### Task to carry out
Each entry below should be returned exactly as is, with the pictures removed.

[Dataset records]
>>>
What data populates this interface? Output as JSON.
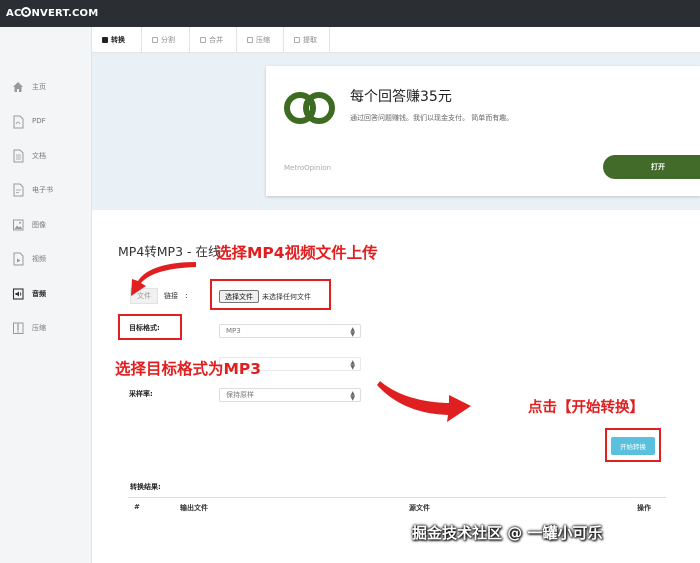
{
  "app": {
    "logo_text_before": "AC",
    "logo_text_after": "NVERT.COM"
  },
  "sidebar": {
    "items": [
      {
        "label": "主页",
        "icon": "home-icon"
      },
      {
        "label": "PDF",
        "icon": "pdf-file-icon"
      },
      {
        "label": "文档",
        "icon": "document-icon"
      },
      {
        "label": "电子书",
        "icon": "ebook-icon"
      },
      {
        "label": "图像",
        "icon": "image-icon"
      },
      {
        "label": "视频",
        "icon": "video-icon"
      },
      {
        "label": "音频",
        "icon": "audio-icon",
        "active": true
      },
      {
        "label": "压缩",
        "icon": "archive-icon"
      }
    ]
  },
  "tabs": [
    {
      "label": "转换",
      "active": true
    },
    {
      "label": "分割"
    },
    {
      "label": "合并"
    },
    {
      "label": "压缩"
    },
    {
      "label": "提取"
    }
  ],
  "ad": {
    "title": "每个回答赚35元",
    "subtitle": "通过回答问题赚钱。我们以现金支付。 简单而有趣。",
    "brand": "MetroOpinion",
    "open_label": "打开",
    "logo_color": "#3d6b22"
  },
  "form": {
    "heading": "MP4转MP3 - 在线",
    "source_tabs": [
      "文件",
      "链接"
    ],
    "colon": ":",
    "choose_file_label": "选择文件",
    "no_file_text": "未选择任何文件",
    "target_format_label": "目标格式:",
    "target_format_value": "MP3",
    "hidden_select_value": "",
    "sample_rate_label": "采样率:",
    "sample_rate_value": "保持原样",
    "convert_label": "开始转换"
  },
  "results": {
    "title": "转换结果:",
    "columns": [
      "#",
      "输出文件",
      "源文件",
      "操作"
    ]
  },
  "annotations": {
    "upload": "选择MP4视频文件上传",
    "format": "选择目标格式为MP3",
    "click": "点击【开始转换】",
    "color": "#e02020"
  },
  "watermark": "掘金技术社区 @ 一罐小可乐"
}
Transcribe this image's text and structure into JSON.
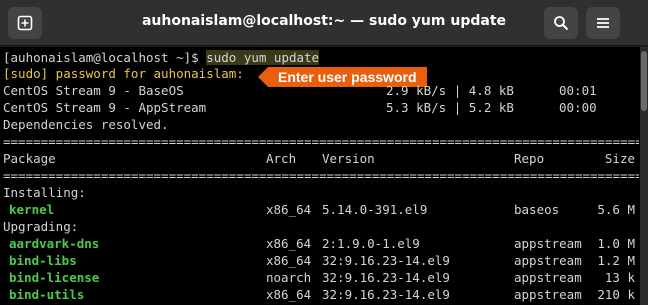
{
  "window": {
    "title": "auhonaislam@localhost:~ — sudo yum update",
    "buttons": {
      "new_tab": "new-tab-icon",
      "search": "search-icon",
      "menu": "hamburger-menu-icon"
    }
  },
  "annotation": {
    "text": "Enter user password",
    "color": "#e8600f"
  },
  "terminal": {
    "prompt": "[auhonaislam@localhost ~]$ ",
    "command": "sudo yum update",
    "sudo_prompt": "[sudo] password for auhonaislam:",
    "repos": [
      {
        "name": "CentOS Stream 9 - BaseOS",
        "rate": "2.9 kB/s | 4.8 kB",
        "time": "00:01"
      },
      {
        "name": "CentOS Stream 9 - AppStream",
        "rate": "5.3 kB/s | 5.2 kB",
        "time": "00:00"
      }
    ],
    "deps_resolved": "Dependencies resolved.",
    "separator": "================================================================================================================================",
    "headers": {
      "package": "Package",
      "arch": "Arch",
      "version": "Version",
      "repo": "Repo",
      "size": "Size"
    },
    "installing_label": "Installing:",
    "installing": [
      {
        "package": "kernel",
        "arch": "x86_64",
        "version": "5.14.0-391.el9",
        "repo": "baseos",
        "size": "5.6 M"
      }
    ],
    "upgrading_label": "Upgrading:",
    "upgrading": [
      {
        "package": "aardvark-dns",
        "arch": "x86_64",
        "version": "2:1.9.0-1.el9",
        "repo": "appstream",
        "size": "1.0 M"
      },
      {
        "package": "bind-libs",
        "arch": "x86_64",
        "version": "32:9.16.23-14.el9",
        "repo": "appstream",
        "size": "1.2 M"
      },
      {
        "package": "bind-license",
        "arch": "noarch",
        "version": "32:9.16.23-14.el9",
        "repo": "appstream",
        "size": "13 k"
      },
      {
        "package": "bind-utils",
        "arch": "x86_64",
        "version": "32:9.16.23-14.el9",
        "repo": "appstream",
        "size": "210 k"
      }
    ]
  }
}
<<<
### The response
What data populates this interface? Output as JSON.
{
  "app": {
    "logo_text_before": "AC",
    "logo_text_after": "NVERT.COM"
  },
  "sidebar": {
    "items": [
      {
        "label": "主页",
        "icon": "home-icon"
      },
      {
        "label": "PDF",
        "icon": "pdf-file-icon"
      },
      {
        "label": "文档",
        "icon": "document-icon"
      },
      {
        "label": "电子书",
        "icon": "ebook-icon"
      },
      {
        "label": "图像",
        "icon": "image-icon"
      },
      {
        "label": "视频",
        "icon": "video-icon"
      },
      {
        "label": "音频",
        "icon": "audio-icon",
        "active": true
      },
      {
        "label": "压缩",
        "icon": "archive-icon"
      }
    ]
  },
  "tabs": [
    {
      "label": "转换",
      "active": true
    },
    {
      "label": "分割"
    },
    {
      "label": "合并"
    },
    {
      "label": "压缩"
    },
    {
      "label": "提取"
    }
  ],
  "ad": {
    "title": "每个回答赚35元",
    "subtitle": "通过回答问题赚钱。我们以现金支付。 简单而有趣。",
    "brand": "MetroOpinion",
    "open_label": "打开",
    "logo_color": "#3d6b22"
  },
  "form": {
    "heading": "MP4转MP3 - 在线",
    "source_tabs": [
      "文件",
      "链接"
    ],
    "colon": ":",
    "choose_file_label": "选择文件",
    "no_file_text": "未选择任何文件",
    "target_format_label": "目标格式:",
    "target_format_value": "MP3",
    "hidden_select_value": "",
    "sample_rate_label": "采样率:",
    "sample_rate_value": "保持原样",
    "convert_label": "开始转换"
  },
  "results": {
    "title": "转换结果:",
    "columns": [
      "#",
      "输出文件",
      "源文件",
      "操作"
    ]
  },
  "annotations": {
    "upload": "选择MP4视频文件上传",
    "format": "选择目标格式为MP3",
    "click": "点击【开始转换】",
    "color": "#e02020"
  },
  "watermark": "掘金技术社区 @ 一罐小可乐"
}
Transcribe this image's text and structure into JSON.
{
  "window": {
    "title": "auhonaislam@localhost:~ — sudo yum update",
    "buttons": {
      "new_tab": "new-tab-icon",
      "search": "search-icon",
      "menu": "hamburger-menu-icon"
    }
  },
  "annotation": {
    "text": "Enter user password",
    "color": "#e8600f"
  },
  "terminal": {
    "prompt": "[auhonaislam@localhost ~]$ ",
    "command": "sudo yum update",
    "sudo_prompt": "[sudo] password for auhonaislam:",
    "repos": [
      {
        "name": "CentOS Stream 9 - BaseOS",
        "rate": "2.9 kB/s | 4.8 kB",
        "time": "00:01"
      },
      {
        "name": "CentOS Stream 9 - AppStream",
        "rate": "5.3 kB/s | 5.2 kB",
        "time": "00:00"
      }
    ],
    "deps_resolved": "Dependencies resolved.",
    "separator": "================================================================================================================================",
    "headers": {
      "package": "Package",
      "arch": "Arch",
      "version": "Version",
      "repo": "Repo",
      "size": "Size"
    },
    "installing_label": "Installing:",
    "installing": [
      {
        "package": "kernel",
        "arch": "x86_64",
        "version": "5.14.0-391.el9",
        "repo": "baseos",
        "size": "5.6 M"
      }
    ],
    "upgrading_label": "Upgrading:",
    "upgrading": [
      {
        "package": "aardvark-dns",
        "arch": "x86_64",
        "version": "2:1.9.0-1.el9",
        "repo": "appstream",
        "size": "1.0 M"
      },
      {
        "package": "bind-libs",
        "arch": "x86_64",
        "version": "32:9.16.23-14.el9",
        "repo": "appstream",
        "size": "1.2 M"
      },
      {
        "package": "bind-license",
        "arch": "noarch",
        "version": "32:9.16.23-14.el9",
        "repo": "appstream",
        "size": "13 k"
      },
      {
        "package": "bind-utils",
        "arch": "x86_64",
        "version": "32:9.16.23-14.el9",
        "repo": "appstream",
        "size": "210 k"
      }
    ]
  }
}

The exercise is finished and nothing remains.